◆ WORK TO DO
Your task is to repeat the listing exactly.

- - -

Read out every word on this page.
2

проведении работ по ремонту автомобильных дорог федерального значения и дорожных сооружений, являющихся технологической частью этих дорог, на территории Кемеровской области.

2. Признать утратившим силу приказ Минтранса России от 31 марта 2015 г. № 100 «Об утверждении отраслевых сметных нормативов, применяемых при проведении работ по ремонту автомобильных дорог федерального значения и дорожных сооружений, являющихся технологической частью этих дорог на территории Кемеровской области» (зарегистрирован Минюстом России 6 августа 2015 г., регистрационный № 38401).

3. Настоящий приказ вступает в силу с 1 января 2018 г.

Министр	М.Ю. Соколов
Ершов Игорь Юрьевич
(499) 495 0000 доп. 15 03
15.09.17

- - -

◆ RESULT FOR THIS TASK
Read out every word on this page.
2

проведении работ по ремонту автомобильных дорог федерального значения и дорожных сооружений, являющихся технологической частью этих дорог, на территории Кемеровской области.

2. Признать утратившим силу приказ Минтранса России от 31 марта 2015 г. № 100 «Об утверждении отраслевых сметных нормативов, применяемых при проведении работ по ремонту автомобильных дорог федерального значения и дорожных сооружений, являющихся технологической частью этих дорог на территории Кемеровской области» (зарегистрирован Минюстом России 6 августа 2015 г., регистрационный № 38401).

3. Настоящий приказ вступает в силу с 1 января 2018 г.

Министр	М.Ю. Соколов
Ершов Игорь Юрьевич
(499) 495 0000 доп. 15 03
15.09.17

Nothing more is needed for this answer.